- READING PASSAGE:
Unlikely as only the live and live return drop down to the switch. One reason was that this prevented people using it as a power source for something it was not intended for. Personally these days with the rise of technology I would run Neutrals to light switchs just in case people wanted remote control of their lights, just don't lose the remote. 

I would not fit a PIR in a kitchen, they are motion sensed and the last thing you want is to be plunged into darkness having just taken something out the oven.


----------



## Sawdust Sam (18 Jan 2021)

Spectric said:


> Unlikely as only the live and live return drop down to the switch. One reason was that this prevented people using it as a power source for something it was not intended for. Personally these days with the rise of technology I would run Neutrals to light switchs just in case people wanted remote control of their lights, just don't lose the remote.
> 
> I would not fit a PIR in a kitchen, they are motion sensed and the last thing you want is to be plunged into darkness having just taken something out the oven.



Its not unlikely at all depending on the age of the house. All my light switches have neutrals which is great for fitting Sonoff minis 

personally I wouldn’t fit an IR in my kitchen either but thats what the OP asked for.

there is a manual override switch on my linked item for oven operations


----------



## MARK.B. (6 Feb 2021)

Some of the concoction's that come out of our oven are best kept in the dark


----------

- TASK LIST:
(1) In the forum thread about light switch wiring, what does Sawdust Sam say all of the light switches have?
(2) Reproduce the forum thread about light switch wiring word for word, starting at "## Sawdust Sam" and ending at "OP asked for.".

- SUPPLIED INFORMATION:
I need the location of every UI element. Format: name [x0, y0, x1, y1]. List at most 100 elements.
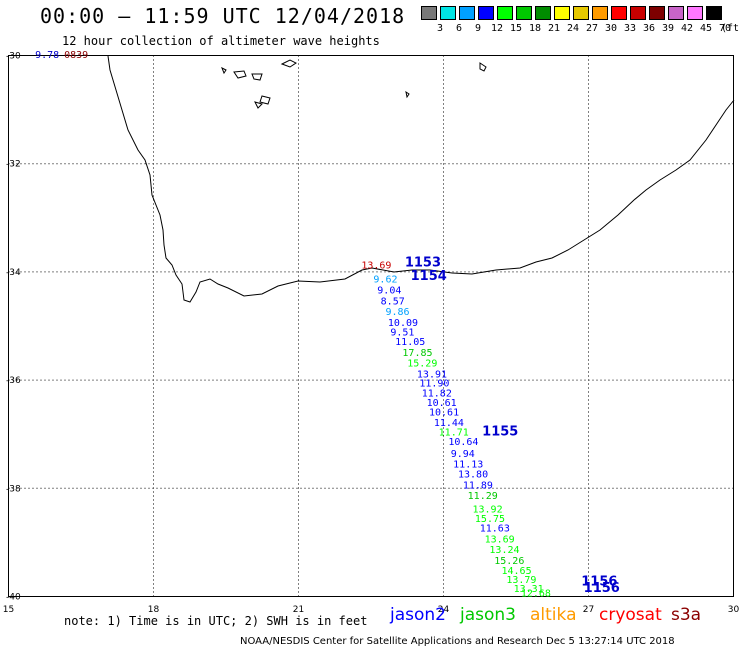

- SOLUTIONS TO THE TASKS:
(1) Neutrals.

(2)
## Sawdust Sam (18 Jan 2021)

Spectric said:


> Unlikely as only the live and live return drop down to the switch. One reason was that this prevented people using it as a power source for something it was not intended for. Personally these days with the rise of technology I would run Neutrals to light switchs just in case people wanted remote control of their lights, just don't lose the remote.
> 
> I would not fit a PIR in a kitchen, they are motion sensed and the last thing you want is to be plunged into darkness having just taken something out the oven.



Its not unlikely at all depending on the age of the house. All my light switches have neutrals which is great for fitting Sonoff minis 

personally I wouldn’t fit an IR in my kitchen either but thats what the OP asked for.